Required work: Type out the records that follow, exactly as given.

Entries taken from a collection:
──────
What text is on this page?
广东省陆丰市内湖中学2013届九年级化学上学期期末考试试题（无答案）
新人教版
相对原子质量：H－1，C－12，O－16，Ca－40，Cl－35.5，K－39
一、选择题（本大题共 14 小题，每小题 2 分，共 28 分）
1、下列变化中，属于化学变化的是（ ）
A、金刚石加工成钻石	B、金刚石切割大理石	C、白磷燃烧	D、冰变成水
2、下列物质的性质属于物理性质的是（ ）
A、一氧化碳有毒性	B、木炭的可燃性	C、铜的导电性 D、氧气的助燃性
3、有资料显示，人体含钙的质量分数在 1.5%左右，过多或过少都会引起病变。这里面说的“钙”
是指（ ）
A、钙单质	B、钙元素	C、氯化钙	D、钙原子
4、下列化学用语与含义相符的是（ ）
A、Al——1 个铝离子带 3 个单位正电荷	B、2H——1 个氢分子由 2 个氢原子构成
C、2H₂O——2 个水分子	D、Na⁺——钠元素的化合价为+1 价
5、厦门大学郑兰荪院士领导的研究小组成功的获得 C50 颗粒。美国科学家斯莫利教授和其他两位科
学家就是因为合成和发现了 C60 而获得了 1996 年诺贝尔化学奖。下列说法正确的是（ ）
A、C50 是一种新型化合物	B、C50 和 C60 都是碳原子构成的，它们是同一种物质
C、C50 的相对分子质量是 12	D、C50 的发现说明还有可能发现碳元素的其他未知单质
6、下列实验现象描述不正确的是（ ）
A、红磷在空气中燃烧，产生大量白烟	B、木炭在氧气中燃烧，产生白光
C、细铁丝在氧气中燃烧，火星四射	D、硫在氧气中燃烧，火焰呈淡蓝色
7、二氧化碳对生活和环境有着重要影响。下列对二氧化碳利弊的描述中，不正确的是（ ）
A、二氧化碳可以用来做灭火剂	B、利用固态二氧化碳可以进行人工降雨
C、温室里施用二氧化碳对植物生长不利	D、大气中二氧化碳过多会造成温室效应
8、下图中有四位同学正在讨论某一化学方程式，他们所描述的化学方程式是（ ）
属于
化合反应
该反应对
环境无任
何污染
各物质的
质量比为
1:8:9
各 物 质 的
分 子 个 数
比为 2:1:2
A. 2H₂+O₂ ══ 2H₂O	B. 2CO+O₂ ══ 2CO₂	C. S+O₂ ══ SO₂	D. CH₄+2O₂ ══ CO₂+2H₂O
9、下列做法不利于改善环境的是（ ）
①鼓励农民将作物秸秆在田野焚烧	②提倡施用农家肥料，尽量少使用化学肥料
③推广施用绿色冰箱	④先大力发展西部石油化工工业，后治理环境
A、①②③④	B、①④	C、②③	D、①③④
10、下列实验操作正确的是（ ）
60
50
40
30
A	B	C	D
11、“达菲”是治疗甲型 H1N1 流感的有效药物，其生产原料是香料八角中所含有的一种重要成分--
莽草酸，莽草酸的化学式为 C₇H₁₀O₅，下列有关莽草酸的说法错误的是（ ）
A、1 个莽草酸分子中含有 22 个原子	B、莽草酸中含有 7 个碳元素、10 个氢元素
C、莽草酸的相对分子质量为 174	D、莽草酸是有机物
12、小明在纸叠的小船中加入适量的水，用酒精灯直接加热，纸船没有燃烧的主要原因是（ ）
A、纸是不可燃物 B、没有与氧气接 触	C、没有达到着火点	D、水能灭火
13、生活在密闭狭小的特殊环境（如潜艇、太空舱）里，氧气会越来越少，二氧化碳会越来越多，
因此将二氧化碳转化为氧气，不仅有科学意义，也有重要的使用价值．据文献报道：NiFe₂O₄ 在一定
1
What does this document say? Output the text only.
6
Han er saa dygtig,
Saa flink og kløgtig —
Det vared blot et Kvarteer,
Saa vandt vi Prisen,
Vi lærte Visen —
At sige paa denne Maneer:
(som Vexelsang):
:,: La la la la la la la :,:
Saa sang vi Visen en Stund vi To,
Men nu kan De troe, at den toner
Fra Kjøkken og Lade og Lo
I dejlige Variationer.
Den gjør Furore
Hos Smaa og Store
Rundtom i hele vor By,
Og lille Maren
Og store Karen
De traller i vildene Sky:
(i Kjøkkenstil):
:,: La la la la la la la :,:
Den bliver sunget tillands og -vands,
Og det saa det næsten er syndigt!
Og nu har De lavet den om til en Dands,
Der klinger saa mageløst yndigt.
──────
Correct answer:
What text is on this page?
广东省陆丰市内湖中学2013届九年级化学上学期期末考试试题（无答案）
新人教版
相对原子质量：H－1，C－12，O－16，Ca－40，Cl－35.5，K－39
一、选择题（本大题共 14 小题，每小题 2 分，共 28 分）
1、下列变化中，属于化学变化的是（ ）
A、金刚石加工成钻石	B、金刚石切割大理石	C、白磷燃烧	D、冰变成水
2、下列物质的性质属于物理性质的是（ ）
A、一氧化碳有毒性	B、木炭的可燃性	C、铜的导电性 D、氧气的助燃性
3、有资料显示，人体含钙的质量分数在 1.5%左右，过多或过少都会引起病变。这里面说的“钙”
是指（ ）
A、钙单质	B、钙元素	C、氯化钙	D、钙原子
4、下列化学用语与含义相符的是（ ）
A、Al——1 个铝离子带 3 个单位正电荷	B、2H——1 个氢分子由 2 个氢原子构成
C、2H₂O——2 个水分子	D、Na⁺——钠元素的化合价为+1 价
5、厦门大学郑兰荪院士领导的研究小组成功的获得 C50 颗粒。美国科学家斯莫利教授和其他两位科
学家就是因为合成和发现了 C60 而获得了 1996 年诺贝尔化学奖。下列说法正确的是（ ）
A、C50 是一种新型化合物	B、C50 和 C60 都是碳原子构成的，它们是同一种物质
C、C50 的相对分子质量是 12	D、C50 的发现说明还有可能发现碳元素的其他未知单质
6、下列实验现象描述不正确的是（ ）
A、红磷在空气中燃烧，产生大量白烟	B、木炭在氧气中燃烧，产生白光
C、细铁丝在氧气中燃烧，火星四射	D、硫在氧气中燃烧，火焰呈淡蓝色
7、二氧化碳对生活和环境有着重要影响。下列对二氧化碳利弊的描述中，不正确的是（ ）
A、二氧化碳可以用来做灭火剂	B、利用固态二氧化碳可以进行人工降雨
C、温室里施用二氧化碳对植物生长不利	D、大气中二氧化碳过多会造成温室效应
8、下图中有四位同学正在讨论某一化学方程式，他们所描述的化学方程式是（ ）
属于
化合反应
该反应对
环境无任
何污染
各物质的
质量比为
1:8:9
各 物 质 的
分 子 个 数
比为 2:1:2
A. 2H₂+O₂ ══ 2H₂O	B. 2CO+O₂ ══ 2CO₂	C. S+O₂ ══ SO₂	D. CH₄+2O₂ ══ CO₂+2H₂O
9、下列做法不利于改善环境的是（ ）
①鼓励农民将作物秸秆在田野焚烧	②提倡施用农家肥料，尽量少使用化学肥料
③推广施用绿色冰箱	④先大力发展西部石油化工工业，后治理环境
A、①②③④	B、①④	C、②③	D、①③④
10、下列实验操作正确的是（ ）
60
50
40
30
A	B	C	D
11、“达菲”是治疗甲型 H1N1 流感的有效药物，其生产原料是香料八角中所含有的一种重要成分--
莽草酸，莽草酸的化学式为 C₇H₁₀O₅，下列有关莽草酸的说法错误的是（ ）
A、1 个莽草酸分子中含有 22 个原子	B、莽草酸中含有 7 个碳元素、10 个氢元素
C、莽草酸的相对分子质量为 174	D、莽草酸是有机物
12、小明在纸叠的小船中加入适量的水，用酒精灯直接加热，纸船没有燃烧的主要原因是（ ）
A、纸是不可燃物 B、没有与氧气接 触	C、没有达到着火点	D、水能灭火
13、生活在密闭狭小的特殊环境（如潜艇、太空舱）里，氧气会越来越少，二氧化碳会越来越多，
因此将二氧化碳转化为氧气，不仅有科学意义，也有重要的使用价值．据文献报道：NiFe₂O₄ 在一定
1
What does this document say? Output the text only.
6
Han er saa dygtig,
Saa flink og kløgtig —
Det vared blot et Kvarteer,
Saa vandt vi Prisen,
Vi lærte Visen —
At sige paa denne Maneer:
(som Vexelsang):
:,: La la la la la la la :,:
Saa sang vi Visen en Stund vi To,
Men nu kan De troe, at den toner
Fra Kjøkken og Lade og Lo
I dejlige Variationer.
Den gjør Furore
Hos Smaa og Store
Rundtom i hele vor By,
Og lille Maren
Og store Karen
De traller i vildene Sky:
(i Kjøkkenstil):
:,: La la la la la la la :,:
Den bliver sunget tillands og -vands,
Og det saa det næsten er syndigt!
Og nu har De lavet den om til en Dands,
Der klinger saa mageløst yndigt.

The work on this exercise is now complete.